[Start]

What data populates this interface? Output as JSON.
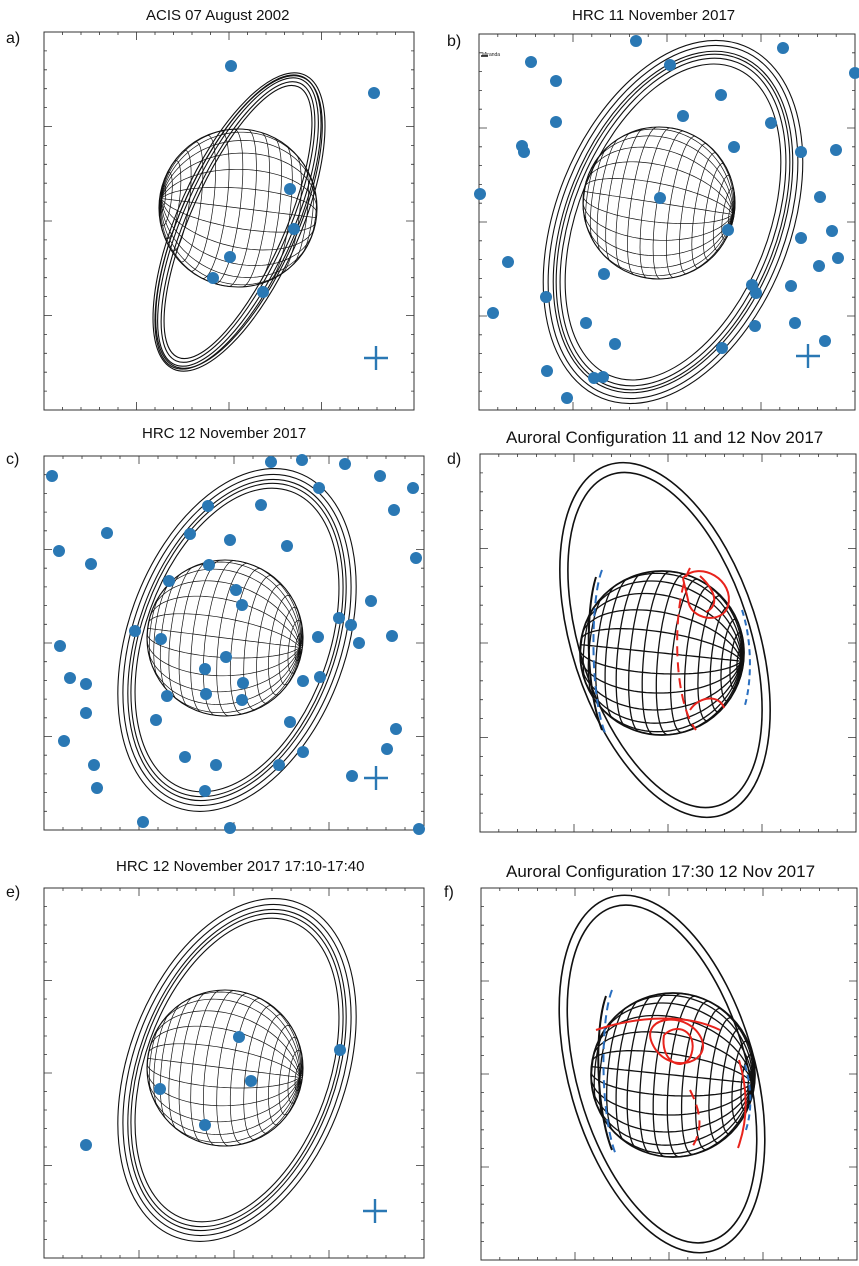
{
  "panels": [
    {
      "id": "a",
      "letter": "a)",
      "title": "ACIS 07 August 2002"
    },
    {
      "id": "b",
      "letter": "b)",
      "title": "HRC 11 November 2017",
      "moon_label": "Miranda"
    },
    {
      "id": "c",
      "letter": "c)",
      "title": "HRC 12 November 2017"
    },
    {
      "id": "d",
      "letter": "d)",
      "title": "Auroral Configuration 11 and 12 Nov 2017"
    },
    {
      "id": "e",
      "letter": "e)",
      "title": "HRC 12 November 2017 17:10-17:40"
    },
    {
      "id": "f",
      "letter": "f)",
      "title": "Auroral Configuration 17:30 12 Nov 2017"
    }
  ],
  "colors": {
    "photon": "#2a78b4",
    "grid": "#111111",
    "aurora_red": "#e8231c",
    "aurora_blue": "#2a6fc0"
  },
  "icons": {
    "photon": "filled-circle",
    "aim_point": "plus-marker"
  }
}
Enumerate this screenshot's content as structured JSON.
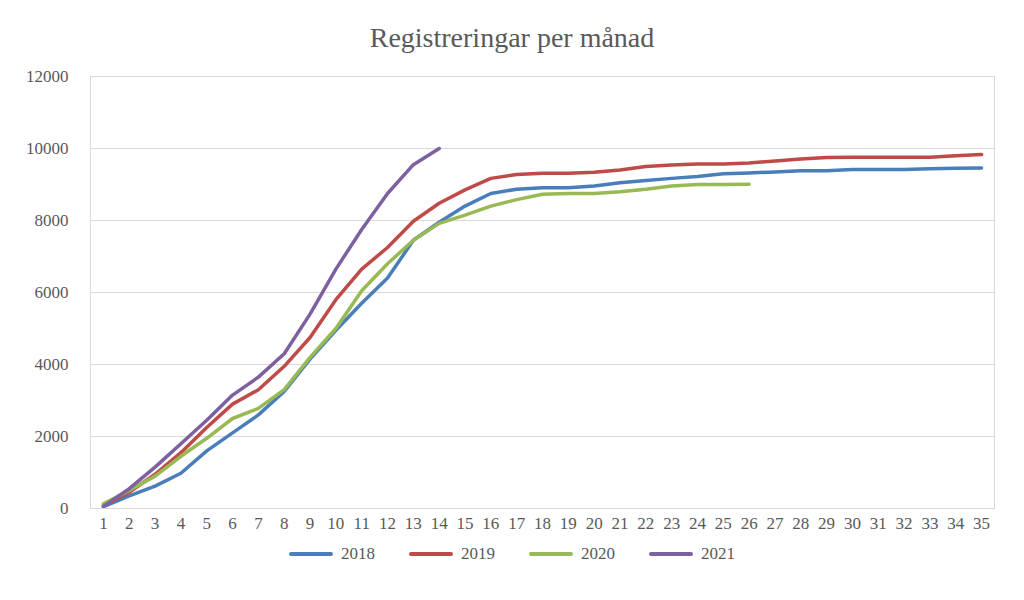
{
  "chart_data": {
    "type": "line",
    "title": "Registreringar per månad",
    "x": [
      1,
      2,
      3,
      4,
      5,
      6,
      7,
      8,
      9,
      10,
      11,
      12,
      13,
      14,
      15,
      16,
      17,
      18,
      19,
      20,
      21,
      22,
      23,
      24,
      25,
      26,
      27,
      28,
      29,
      30,
      31,
      32,
      33,
      34,
      35
    ],
    "xlim": [
      0.5,
      35.5
    ],
    "xticks": [
      1,
      2,
      3,
      4,
      5,
      6,
      7,
      8,
      9,
      10,
      11,
      12,
      13,
      14,
      15,
      16,
      17,
      18,
      19,
      20,
      21,
      22,
      23,
      24,
      25,
      26,
      27,
      28,
      29,
      30,
      31,
      32,
      33,
      34,
      35
    ],
    "ylim": [
      0,
      12000
    ],
    "yticks": [
      0,
      2000,
      4000,
      6000,
      8000,
      10000,
      12000
    ],
    "grid": true,
    "legend": "bottom",
    "series": [
      {
        "name": "2018",
        "color": "#4a7ebb",
        "values": [
          50,
          350,
          620,
          980,
          1600,
          2100,
          2600,
          3250,
          4150,
          4950,
          5700,
          6400,
          7450,
          7950,
          8400,
          8750,
          8870,
          8910,
          8910,
          8960,
          9050,
          9110,
          9170,
          9220,
          9300,
          9320,
          9350,
          9380,
          9380,
          9420,
          9420,
          9420,
          9440,
          9450,
          9460
        ]
      },
      {
        "name": "2019",
        "color": "#be4b48",
        "values": [
          80,
          450,
          950,
          1550,
          2250,
          2900,
          3300,
          3950,
          4750,
          5800,
          6650,
          7250,
          7980,
          8480,
          8850,
          9170,
          9280,
          9310,
          9310,
          9340,
          9400,
          9500,
          9540,
          9570,
          9570,
          9600,
          9650,
          9710,
          9750,
          9760,
          9760,
          9760,
          9760,
          9800,
          9830
        ]
      },
      {
        "name": "2020",
        "color": "#98b954",
        "values": [
          130,
          500,
          900,
          1450,
          1950,
          2500,
          2780,
          3300,
          4200,
          5000,
          6050,
          6800,
          7450,
          7920,
          8150,
          8400,
          8580,
          8730,
          8750,
          8750,
          8800,
          8870,
          8960,
          9000,
          9000,
          9010,
          null,
          null,
          null,
          null,
          null,
          null,
          null,
          null,
          null
        ]
      },
      {
        "name": "2021",
        "color": "#7d60a0",
        "values": [
          60,
          550,
          1150,
          1800,
          2450,
          3150,
          3650,
          4300,
          5400,
          6650,
          7750,
          8750,
          9550,
          10000,
          null,
          null,
          null,
          null,
          null,
          null,
          null,
          null,
          null,
          null,
          null,
          null,
          null,
          null,
          null,
          null,
          null,
          null,
          null,
          null,
          null
        ]
      }
    ]
  }
}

[End]

» REQUIRED WORK:
Go through the material and select each line with the string "Configuration" in it.

» RESPONSE TO THIS EXERCISE:
      "title": "Auroral Configuration 11 and 12 Nov 2017"
      "title": "Auroral Configuration 17:30 12 Nov 2017"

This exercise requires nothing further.